Stated exercise:
Please find all lines in the data that hold the string "delt" and copy them.
----------------------------------------
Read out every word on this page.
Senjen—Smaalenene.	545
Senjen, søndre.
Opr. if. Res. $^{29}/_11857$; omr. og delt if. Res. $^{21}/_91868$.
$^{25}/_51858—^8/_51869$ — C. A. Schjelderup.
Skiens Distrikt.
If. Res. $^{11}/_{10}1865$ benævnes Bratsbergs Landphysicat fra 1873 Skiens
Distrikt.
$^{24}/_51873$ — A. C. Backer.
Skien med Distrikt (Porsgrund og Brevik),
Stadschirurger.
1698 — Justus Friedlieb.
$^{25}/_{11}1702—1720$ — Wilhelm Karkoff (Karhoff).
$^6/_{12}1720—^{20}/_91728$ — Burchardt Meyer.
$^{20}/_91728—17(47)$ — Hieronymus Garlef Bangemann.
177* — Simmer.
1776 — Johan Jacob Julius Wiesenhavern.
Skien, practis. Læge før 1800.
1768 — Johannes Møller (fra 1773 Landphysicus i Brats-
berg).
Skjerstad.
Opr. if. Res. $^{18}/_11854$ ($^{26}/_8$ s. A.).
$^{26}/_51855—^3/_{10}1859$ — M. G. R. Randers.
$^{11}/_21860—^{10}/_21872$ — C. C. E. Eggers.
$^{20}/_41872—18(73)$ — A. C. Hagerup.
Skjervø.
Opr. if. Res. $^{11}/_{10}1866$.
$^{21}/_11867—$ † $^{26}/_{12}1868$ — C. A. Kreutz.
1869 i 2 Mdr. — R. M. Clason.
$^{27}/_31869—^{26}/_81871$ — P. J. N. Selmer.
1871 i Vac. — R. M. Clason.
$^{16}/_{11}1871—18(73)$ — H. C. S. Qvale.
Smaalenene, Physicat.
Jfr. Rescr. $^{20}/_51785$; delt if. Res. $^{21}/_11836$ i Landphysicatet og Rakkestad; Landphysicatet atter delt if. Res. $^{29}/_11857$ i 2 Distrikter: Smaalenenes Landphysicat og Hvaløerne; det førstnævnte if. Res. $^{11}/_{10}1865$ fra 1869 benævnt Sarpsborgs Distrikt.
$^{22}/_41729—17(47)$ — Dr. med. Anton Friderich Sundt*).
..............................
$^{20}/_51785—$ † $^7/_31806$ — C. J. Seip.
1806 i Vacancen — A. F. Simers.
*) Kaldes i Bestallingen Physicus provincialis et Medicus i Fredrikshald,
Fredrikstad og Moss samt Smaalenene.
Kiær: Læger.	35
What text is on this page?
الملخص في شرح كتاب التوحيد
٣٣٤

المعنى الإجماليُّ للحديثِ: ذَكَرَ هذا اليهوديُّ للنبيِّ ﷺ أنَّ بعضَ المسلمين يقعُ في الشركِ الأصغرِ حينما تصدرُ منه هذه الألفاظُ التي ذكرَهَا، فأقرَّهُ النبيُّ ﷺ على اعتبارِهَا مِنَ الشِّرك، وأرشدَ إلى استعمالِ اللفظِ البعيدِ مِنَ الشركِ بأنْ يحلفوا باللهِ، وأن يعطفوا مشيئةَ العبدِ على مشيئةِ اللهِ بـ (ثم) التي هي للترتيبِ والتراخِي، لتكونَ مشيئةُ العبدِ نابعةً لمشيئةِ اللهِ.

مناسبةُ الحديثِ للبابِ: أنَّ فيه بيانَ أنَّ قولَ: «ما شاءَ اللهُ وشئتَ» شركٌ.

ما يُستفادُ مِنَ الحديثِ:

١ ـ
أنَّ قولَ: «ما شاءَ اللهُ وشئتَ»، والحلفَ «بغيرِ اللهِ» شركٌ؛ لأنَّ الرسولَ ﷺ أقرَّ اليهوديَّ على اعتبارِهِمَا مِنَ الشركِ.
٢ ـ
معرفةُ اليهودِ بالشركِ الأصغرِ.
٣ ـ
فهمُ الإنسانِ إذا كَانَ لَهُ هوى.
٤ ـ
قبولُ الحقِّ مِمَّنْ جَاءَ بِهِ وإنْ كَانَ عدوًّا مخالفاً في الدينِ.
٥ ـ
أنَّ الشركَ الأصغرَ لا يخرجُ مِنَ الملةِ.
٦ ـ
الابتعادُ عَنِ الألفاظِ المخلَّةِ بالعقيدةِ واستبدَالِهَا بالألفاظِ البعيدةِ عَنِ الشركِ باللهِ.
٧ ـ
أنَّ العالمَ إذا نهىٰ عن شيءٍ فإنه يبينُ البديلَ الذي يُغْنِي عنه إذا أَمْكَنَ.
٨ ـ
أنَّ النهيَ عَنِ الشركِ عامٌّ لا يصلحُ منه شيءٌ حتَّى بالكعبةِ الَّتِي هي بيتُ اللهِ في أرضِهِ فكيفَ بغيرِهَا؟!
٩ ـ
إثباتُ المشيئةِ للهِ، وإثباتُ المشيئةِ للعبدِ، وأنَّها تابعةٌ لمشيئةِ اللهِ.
----------------------------------------
Complete output:
Opr. if. Res. $^{29}/_11857$; omr. og delt if. Res. $^{21}/_91868$.
Jfr. Rescr. $^{20}/_51785$; delt if. Res. $^{21}/_11836$ i Landphysicatet og Rakkestad; Landphysicatet atter delt if. Res. $^{29}/_11857$ i 2 Distrikter: Smaalenenes Landphysicat og Hvaløerne; det førstnævnte if. Res. $^{11}/_{10}1865$ fra 1869 benævnt Sarpsborgs Distrikt.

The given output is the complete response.